**Task directions**.
Find the word "icon" in the listing; pull out each line holding it.

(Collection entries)
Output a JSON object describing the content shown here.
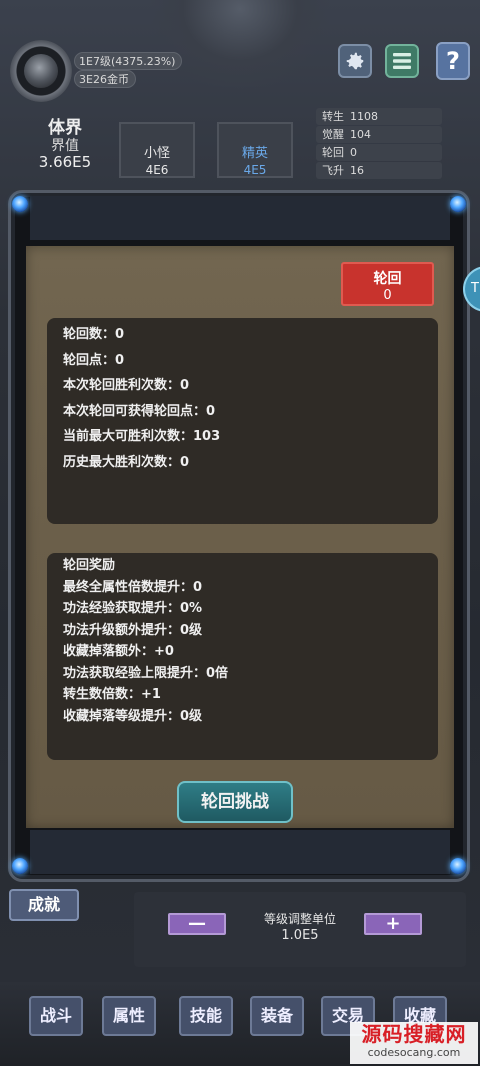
{
  "header": {
    "level_text": "1E7级(4375.23%)",
    "gold_text": "3E26金币",
    "realm_title": "体界",
    "realm_label": "界值",
    "realm_value": "3.66E5"
  },
  "toolbar": {
    "settings_icon": "gear-icon",
    "menu_icon": "menu-icon",
    "help_label": "?"
  },
  "stats": [
    {
      "label": "转生",
      "value": "1108"
    },
    {
      "label": "觉醒",
      "value": "104"
    },
    {
      "label": "轮回",
      "value": "0"
    },
    {
      "label": "飞升",
      "value": "16"
    }
  ],
  "monster_tabs": [
    {
      "name": "小怪",
      "value": "4E6",
      "color": "#d8d8d8"
    },
    {
      "name": "精英",
      "value": "4E5",
      "color": "#6aa8e8"
    }
  ],
  "reincarnation": {
    "button_title": "轮回",
    "button_value": "0",
    "info_lines": [
      "轮回数：0",
      "轮回点：0",
      "本次轮回胜利次数：0",
      "本次轮回可获得轮回点：0",
      "当前最大可胜利次数：103",
      "历史最大胜利次数：0"
    ],
    "rewards_title": "轮回奖励",
    "reward_lines": [
      "最终全属性倍数提升：0",
      "功法经验获取提升：0%",
      "功法升级额外提升：0级",
      "收藏掉落额外：+0",
      "功法获取经验上限提升：0倍",
      "转生数倍数：+1",
      "收藏掉落等级提升：0级"
    ],
    "challenge_label": "轮回挑战"
  },
  "side_tab_label": "T",
  "achievement_label": "成就",
  "adjust": {
    "minus": "—",
    "plus": "+",
    "label": "等级调整单位",
    "value": "1.0E5"
  },
  "nav": [
    "战斗",
    "属性",
    "技能",
    "装备",
    "交易",
    "收藏"
  ],
  "watermark": {
    "line1": "源码搜藏网",
    "line2": "codesocang.com"
  }
}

**Solution below**.
    "settings_icon": "gear-icon",
    "menu_icon": "menu-icon",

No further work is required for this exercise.